RECORD LIST:
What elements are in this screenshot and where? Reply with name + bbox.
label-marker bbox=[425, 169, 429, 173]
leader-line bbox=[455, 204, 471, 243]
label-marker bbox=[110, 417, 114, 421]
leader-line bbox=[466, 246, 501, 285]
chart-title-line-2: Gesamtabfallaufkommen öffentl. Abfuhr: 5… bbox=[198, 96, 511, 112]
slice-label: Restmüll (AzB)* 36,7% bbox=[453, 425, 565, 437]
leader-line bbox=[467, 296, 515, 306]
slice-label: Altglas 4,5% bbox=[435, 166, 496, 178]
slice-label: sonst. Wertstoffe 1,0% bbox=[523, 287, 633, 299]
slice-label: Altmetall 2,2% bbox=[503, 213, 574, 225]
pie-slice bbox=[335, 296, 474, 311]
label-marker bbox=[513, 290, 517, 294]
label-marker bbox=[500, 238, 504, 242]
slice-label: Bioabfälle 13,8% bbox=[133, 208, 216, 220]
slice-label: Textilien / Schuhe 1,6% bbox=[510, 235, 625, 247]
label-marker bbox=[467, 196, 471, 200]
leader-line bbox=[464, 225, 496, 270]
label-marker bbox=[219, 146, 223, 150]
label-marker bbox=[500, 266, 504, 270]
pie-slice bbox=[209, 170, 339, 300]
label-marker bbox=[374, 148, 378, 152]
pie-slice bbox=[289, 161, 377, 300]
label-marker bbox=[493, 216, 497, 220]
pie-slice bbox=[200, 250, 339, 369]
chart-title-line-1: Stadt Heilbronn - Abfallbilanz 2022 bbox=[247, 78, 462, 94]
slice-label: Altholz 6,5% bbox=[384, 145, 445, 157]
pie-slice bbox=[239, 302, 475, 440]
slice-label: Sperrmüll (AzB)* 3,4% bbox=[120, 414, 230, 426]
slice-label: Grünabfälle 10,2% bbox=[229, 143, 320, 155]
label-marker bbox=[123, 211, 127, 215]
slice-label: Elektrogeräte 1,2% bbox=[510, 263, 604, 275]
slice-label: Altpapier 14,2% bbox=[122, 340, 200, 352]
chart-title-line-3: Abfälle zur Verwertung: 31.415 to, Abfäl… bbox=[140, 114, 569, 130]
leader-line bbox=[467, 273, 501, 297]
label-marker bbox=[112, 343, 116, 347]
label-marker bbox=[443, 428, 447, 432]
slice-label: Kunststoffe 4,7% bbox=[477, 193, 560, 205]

EXERCISE DETAILS:
Turn the data above into a numbered list, leaving out any blank lines.

REPLY:
1. What elements are in this screenshot and where? Reply with name + bbox.
2. label-marker bbox=[425, 169, 429, 173]
3. leader-line bbox=[455, 204, 471, 243]
4. label-marker bbox=[110, 417, 114, 421]
5. leader-line bbox=[466, 246, 501, 285]
6. chart-title-line-2: Gesamtabfallaufkommen öffentl. Abfuhr: 5… bbox=[198, 96, 511, 112]
7. slice-label: Restmüll (AzB)* 36,7% bbox=[453, 425, 565, 437]
8. leader-line bbox=[467, 296, 515, 306]
9. slice-label: Altglas 4,5% bbox=[435, 166, 496, 178]
10. slice-label: sonst. Wertstoffe 1,0% bbox=[523, 287, 633, 299]
11. slice-label: Altmetall 2,2% bbox=[503, 213, 574, 225]
12. pie-slice bbox=[335, 296, 474, 311]
13. label-marker bbox=[513, 290, 517, 294]
14. label-marker bbox=[500, 238, 504, 242]
15. slice-label: Bioabfälle 13,8% bbox=[133, 208, 216, 220]
16. slice-label: Textilien / Schuhe 1,6% bbox=[510, 235, 625, 247]
17. label-marker bbox=[467, 196, 471, 200]
18. leader-line bbox=[464, 225, 496, 270]
19. label-marker bbox=[219, 146, 223, 150]
20. label-marker bbox=[500, 266, 504, 270]
21. pie-slice bbox=[209, 170, 339, 300]
22. label-marker bbox=[374, 148, 378, 152]
23. pie-slice bbox=[289, 161, 377, 300]
24. label-marker bbox=[493, 216, 497, 220]
25. pie-slice bbox=[200, 250, 339, 369]
26. chart-title-line-1: Stadt Heilbronn - Abfallbilanz 2022 bbox=[247, 78, 462, 94]
27. slice-label: Altholz 6,5% bbox=[384, 145, 445, 157]
28. pie-slice bbox=[239, 302, 475, 440]
29. slice-label: Sperrmüll (AzB)* 3,4% bbox=[120, 414, 230, 426]
30. slice-label: Grünabfälle 10,2% bbox=[229, 143, 320, 155]
31. label-marker bbox=[123, 211, 127, 215]
32. slice-label: Elektrogeräte 1,2% bbox=[510, 263, 604, 275]
33. slice-label: Altpapier 14,2% bbox=[122, 340, 200, 352]
34. chart-title-line-3: Abfälle zur Verwertung: 31.415 to, Abfäl… bbox=[140, 114, 569, 130]
35. leader-line bbox=[467, 273, 501, 297]
36. label-marker bbox=[112, 343, 116, 347]
37. label-marker bbox=[443, 428, 447, 432]
38. slice-label: Kunststoffe 4,7% bbox=[477, 193, 560, 205]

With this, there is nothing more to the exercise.